━━ Listed entries

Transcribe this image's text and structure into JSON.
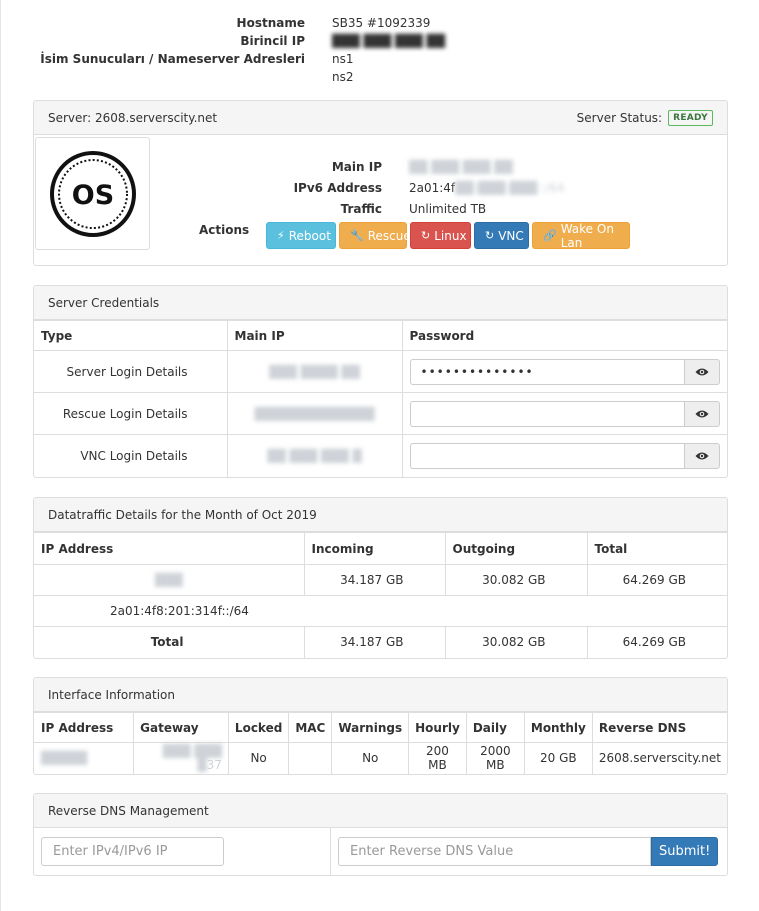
{
  "top": {
    "hostname_label": "Hostname",
    "hostname_value": "SB35 #1092339",
    "primary_ip_label": "Birincil IP",
    "primary_ip_value": "",
    "nameserver_label": "İsim Sunucuları / Nameserver Adresleri",
    "ns1": "ns1",
    "ns2": "ns2"
  },
  "server": {
    "title": "Server: 2608.serverscity.net",
    "status_label": "Server Status:",
    "status_value": "READY",
    "os_logo_text": "OS",
    "main_ip_label": "Main IP",
    "main_ip_value": "",
    "ipv6_label": "IPv6 Address",
    "ipv6_value": "2a01:4f",
    "traffic_label": "Traffic",
    "traffic_value": "Unlimited TB",
    "actions_label": "Actions",
    "buttons": {
      "reboot": "Reboot",
      "rescue": "Rescue",
      "linux": "Linux",
      "vnc": "VNC",
      "wake": "Wake On Lan"
    }
  },
  "credentials": {
    "title": "Server Credentials",
    "headers": [
      "Type",
      "Main IP",
      "Password"
    ],
    "rows": [
      {
        "type": "Server Login Details",
        "password": "••••••••••••••"
      },
      {
        "type": "Rescue Login Details",
        "password": ""
      },
      {
        "type": "VNC Login Details",
        "password": ""
      }
    ]
  },
  "traffic": {
    "title": "Datatraffic Details for the Month of Oct 2019",
    "headers": [
      "IP Address",
      "Incoming",
      "Outgoing",
      "Total"
    ],
    "row1": {
      "ip": "",
      "incoming": "34.187 GB",
      "outgoing": "30.082 GB",
      "total": "64.269 GB"
    },
    "row2": {
      "ip": "2a01:4f8:201:314f::/64"
    },
    "total": {
      "label": "Total",
      "incoming": "34.187 GB",
      "outgoing": "30.082 GB",
      "total": "64.269 GB"
    }
  },
  "interface": {
    "title": "Interface Information",
    "headers": [
      "IP Address",
      "Gateway",
      "Locked",
      "MAC",
      "Warnings",
      "Hourly",
      "Daily",
      "Monthly",
      "Reverse DNS"
    ],
    "row": {
      "ip": "",
      "gateway": "37",
      "locked": "No",
      "mac": "",
      "warnings": "No",
      "hourly": "200 MB",
      "daily": "2000 MB",
      "monthly": "20 GB",
      "rdns": "2608.serverscity.net"
    }
  },
  "rdns": {
    "title": "Reverse DNS Management",
    "ip_placeholder": "Enter IPv4/IPv6 IP",
    "value_placeholder": "Enter Reverse DNS Value",
    "submit": "Submit!"
  },
  "colors": {
    "info": "#5bc0de",
    "warning": "#f0ad4e",
    "danger": "#d9534f",
    "primary": "#337ab7",
    "ready": "#5cb85c"
  }
}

━━━━

● Aim of the exercise
Reproduce the material above verbatim; omit every picture.

● The answer
Transcribe this image's text and structure into JSON.
{
  "top": {
    "hostname_label": "Hostname",
    "hostname_value": "SB35 #1092339",
    "primary_ip_label": "Birincil IP",
    "primary_ip_value": "",
    "nameserver_label": "İsim Sunucuları / Nameserver Adresleri",
    "ns1": "ns1",
    "ns2": "ns2"
  },
  "server": {
    "title": "Server: 2608.serverscity.net",
    "status_label": "Server Status:",
    "status_value": "READY",
    "os_logo_text": "OS",
    "main_ip_label": "Main IP",
    "main_ip_value": "",
    "ipv6_label": "IPv6 Address",
    "ipv6_value": "2a01:4f",
    "traffic_label": "Traffic",
    "traffic_value": "Unlimited TB",
    "actions_label": "Actions",
    "buttons": {
      "reboot": "Reboot",
      "rescue": "Rescue",
      "linux": "Linux",
      "vnc": "VNC",
      "wake": "Wake On Lan"
    }
  },
  "credentials": {
    "title": "Server Credentials",
    "headers": [
      "Type",
      "Main IP",
      "Password"
    ],
    "rows": [
      {
        "type": "Server Login Details",
        "password": "••••••••••••••"
      },
      {
        "type": "Rescue Login Details",
        "password": ""
      },
      {
        "type": "VNC Login Details",
        "password": ""
      }
    ]
  },
  "traffic": {
    "title": "Datatraffic Details for the Month of Oct 2019",
    "headers": [
      "IP Address",
      "Incoming",
      "Outgoing",
      "Total"
    ],
    "row1": {
      "ip": "",
      "incoming": "34.187 GB",
      "outgoing": "30.082 GB",
      "total": "64.269 GB"
    },
    "row2": {
      "ip": "2a01:4f8:201:314f::/64"
    },
    "total": {
      "label": "Total",
      "incoming": "34.187 GB",
      "outgoing": "30.082 GB",
      "total": "64.269 GB"
    }
  },
  "interface": {
    "title": "Interface Information",
    "headers": [
      "IP Address",
      "Gateway",
      "Locked",
      "MAC",
      "Warnings",
      "Hourly",
      "Daily",
      "Monthly",
      "Reverse DNS"
    ],
    "row": {
      "ip": "",
      "gateway": "37",
      "locked": "No",
      "mac": "",
      "warnings": "No",
      "hourly": "200 MB",
      "daily": "2000 MB",
      "monthly": "20 GB",
      "rdns": "2608.serverscity.net"
    }
  },
  "rdns": {
    "title": "Reverse DNS Management",
    "ip_placeholder": "Enter IPv4/IPv6 IP",
    "value_placeholder": "Enter Reverse DNS Value",
    "submit": "Submit!"
  },
  "colors": {
    "info": "#5bc0de",
    "warning": "#f0ad4e",
    "danger": "#d9534f",
    "primary": "#337ab7",
    "ready": "#5cb85c"
  }
}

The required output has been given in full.